## Exercise instructions
Reply with one number: how many lines contain the word "油相和乳化剂组成".

--- Begin Data lines ---

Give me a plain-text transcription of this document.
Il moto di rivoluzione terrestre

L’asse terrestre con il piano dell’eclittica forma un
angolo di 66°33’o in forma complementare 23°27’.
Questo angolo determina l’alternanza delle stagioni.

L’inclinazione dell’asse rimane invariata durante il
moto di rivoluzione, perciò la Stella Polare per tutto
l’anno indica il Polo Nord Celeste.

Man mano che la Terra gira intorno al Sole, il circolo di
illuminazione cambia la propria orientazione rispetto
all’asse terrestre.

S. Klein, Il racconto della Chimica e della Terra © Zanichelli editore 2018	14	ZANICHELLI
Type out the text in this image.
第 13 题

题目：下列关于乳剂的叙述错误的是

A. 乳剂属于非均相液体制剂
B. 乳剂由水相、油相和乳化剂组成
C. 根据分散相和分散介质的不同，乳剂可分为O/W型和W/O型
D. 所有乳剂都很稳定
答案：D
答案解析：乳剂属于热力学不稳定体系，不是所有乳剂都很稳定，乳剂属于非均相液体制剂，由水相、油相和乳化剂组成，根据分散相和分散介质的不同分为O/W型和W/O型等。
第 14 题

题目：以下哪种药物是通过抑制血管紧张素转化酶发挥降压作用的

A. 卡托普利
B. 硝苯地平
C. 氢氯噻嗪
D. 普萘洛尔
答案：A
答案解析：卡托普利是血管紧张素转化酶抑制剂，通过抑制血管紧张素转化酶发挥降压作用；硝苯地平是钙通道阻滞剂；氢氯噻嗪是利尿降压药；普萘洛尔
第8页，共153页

--- End Data lines ---

## Result
2